# INFORMATION GIVEN start

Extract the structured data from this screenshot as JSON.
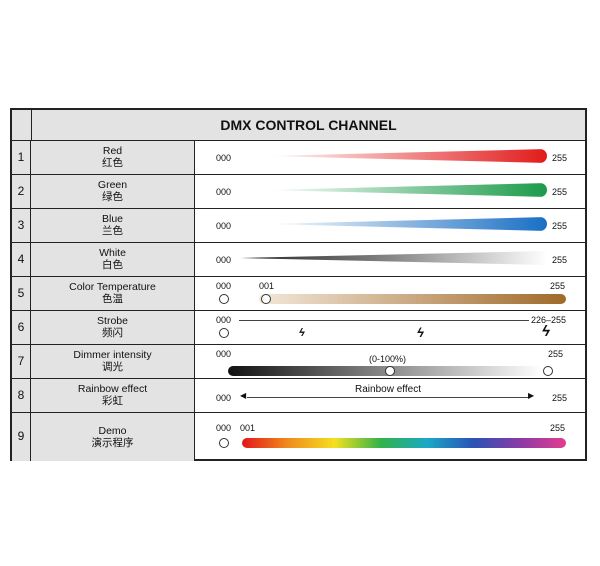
{
  "title": "DMX CONTROL CHANNEL",
  "rows": [
    {
      "num": "1",
      "en": "Red",
      "zh": "红色",
      "min": "000",
      "max": "255",
      "color": "#e21b1b"
    },
    {
      "num": "2",
      "en": "Green",
      "zh": "绿色",
      "min": "000",
      "max": "255",
      "color": "#1b9b4a"
    },
    {
      "num": "3",
      "en": "Blue",
      "zh": "兰色",
      "min": "000",
      "max": "255",
      "color": "#1a6fc4"
    },
    {
      "num": "4",
      "en": "White",
      "zh": "白色",
      "min": "000",
      "max": "255",
      "color": "#333333"
    },
    {
      "num": "5",
      "en": "Color Temperature",
      "zh": "色温",
      "min": "000",
      "mid": "001",
      "max": "255",
      "color": "#a06a2a"
    },
    {
      "num": "6",
      "en": "Strobe",
      "zh": "频闪",
      "min": "000",
      "max": "226–255"
    },
    {
      "num": "7",
      "en": "Dimmer intensity",
      "zh": "调光",
      "min": "000",
      "mid": "(0-100%)",
      "max": "255"
    },
    {
      "num": "8",
      "en": "Rainbow effect",
      "zh": "彩虹",
      "min": "000",
      "mid": "Rainbow effect",
      "max": "255"
    },
    {
      "num": "9",
      "en": "Demo",
      "zh": "演示程序",
      "min": "000",
      "mid": "001",
      "max": "255"
    }
  ]
}
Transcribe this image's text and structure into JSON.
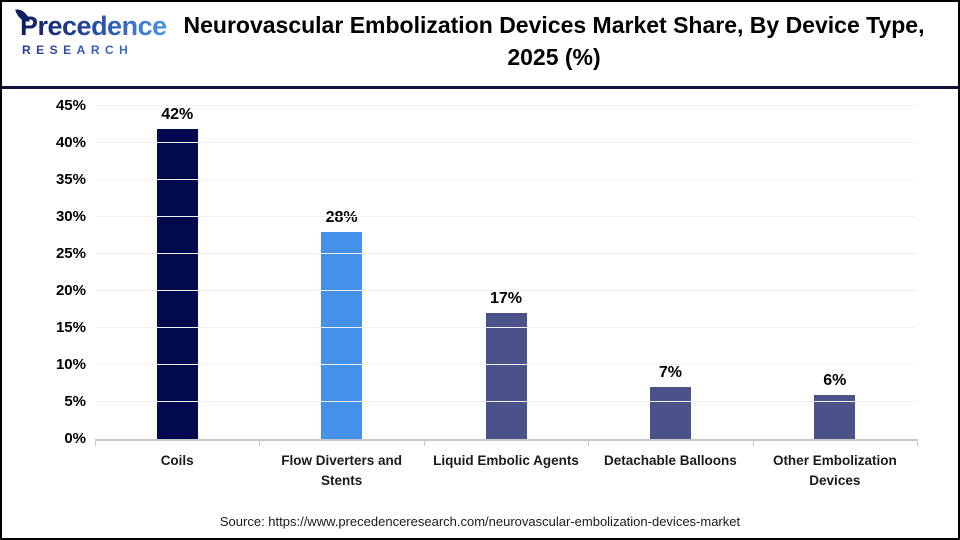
{
  "logo": {
    "name": "Precedence",
    "subname": "RESEARCH"
  },
  "header": {
    "title": "Neurovascular Embolization Devices Market Share, By Device Type, 2025 (%)"
  },
  "source": {
    "text": "Source: https://www.precedenceresearch.com/neurovascular-embolization-devices-market"
  },
  "colors": {
    "header_divider": "#12123d",
    "axis_line": "#c8c8c8",
    "gridline": "#f1f1f4"
  },
  "chart_data": {
    "type": "bar",
    "title": "Neurovascular Embolization Devices Market Share, By Device Type, 2025 (%)",
    "categories": [
      "Coils",
      "Flow Diverters and Stents",
      "Liquid Embolic Agents",
      "Detachable Balloons",
      "Other Embolization Devices"
    ],
    "values": [
      42,
      28,
      17,
      7,
      6
    ],
    "value_labels": [
      "42%",
      "28%",
      "17%",
      "7%",
      "6%"
    ],
    "bar_colors": [
      "#010a4e",
      "#4590e8",
      "#4b5189",
      "#4b5189",
      "#4b5189"
    ],
    "xlabel": "",
    "ylabel": "",
    "ylim": [
      0,
      45
    ],
    "ytick_step": 5,
    "ytick_labels": [
      "0%",
      "5%",
      "10%",
      "15%",
      "20%",
      "25%",
      "30%",
      "35%",
      "40%",
      "45%"
    ],
    "grid": true,
    "legend": false
  }
}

# INFORMATION GIVEN end

AIM OF THE EXERCISE
Output each line exactly; omit every picture.

ANSWER TO THIS TASK
Extract the structured data from this screenshot as JSON.
{
  "title": "DMX CONTROL CHANNEL",
  "rows": [
    {
      "num": "1",
      "en": "Red",
      "zh": "红色",
      "min": "000",
      "max": "255",
      "color": "#e21b1b"
    },
    {
      "num": "2",
      "en": "Green",
      "zh": "绿色",
      "min": "000",
      "max": "255",
      "color": "#1b9b4a"
    },
    {
      "num": "3",
      "en": "Blue",
      "zh": "兰色",
      "min": "000",
      "max": "255",
      "color": "#1a6fc4"
    },
    {
      "num": "4",
      "en": "White",
      "zh": "白色",
      "min": "000",
      "max": "255",
      "color": "#333333"
    },
    {
      "num": "5",
      "en": "Color Temperature",
      "zh": "色温",
      "min": "000",
      "mid": "001",
      "max": "255",
      "color": "#a06a2a"
    },
    {
      "num": "6",
      "en": "Strobe",
      "zh": "频闪",
      "min": "000",
      "max": "226–255"
    },
    {
      "num": "7",
      "en": "Dimmer intensity",
      "zh": "调光",
      "min": "000",
      "mid": "(0-100%)",
      "max": "255"
    },
    {
      "num": "8",
      "en": "Rainbow effect",
      "zh": "彩虹",
      "min": "000",
      "mid": "Rainbow effect",
      "max": "255"
    },
    {
      "num": "9",
      "en": "Demo",
      "zh": "演示程序",
      "min": "000",
      "mid": "001",
      "max": "255"
    }
  ]
}
Transcribe this image's text and structure into JSON.
{
  "logo": {
    "name": "Precedence",
    "subname": "RESEARCH"
  },
  "header": {
    "title": "Neurovascular Embolization Devices Market Share, By Device Type, 2025 (%)"
  },
  "source": {
    "text": "Source: https://www.precedenceresearch.com/neurovascular-embolization-devices-market"
  },
  "colors": {
    "header_divider": "#12123d",
    "axis_line": "#c8c8c8",
    "gridline": "#f1f1f4"
  },
  "chart_data": {
    "type": "bar",
    "title": "Neurovascular Embolization Devices Market Share, By Device Type, 2025 (%)",
    "categories": [
      "Coils",
      "Flow Diverters and Stents",
      "Liquid Embolic Agents",
      "Detachable Balloons",
      "Other Embolization Devices"
    ],
    "values": [
      42,
      28,
      17,
      7,
      6
    ],
    "value_labels": [
      "42%",
      "28%",
      "17%",
      "7%",
      "6%"
    ],
    "bar_colors": [
      "#010a4e",
      "#4590e8",
      "#4b5189",
      "#4b5189",
      "#4b5189"
    ],
    "xlabel": "",
    "ylabel": "",
    "ylim": [
      0,
      45
    ],
    "ytick_step": 5,
    "ytick_labels": [
      "0%",
      "5%",
      "10%",
      "15%",
      "20%",
      "25%",
      "30%",
      "35%",
      "40%",
      "45%"
    ],
    "grid": true,
    "legend": false
  }
}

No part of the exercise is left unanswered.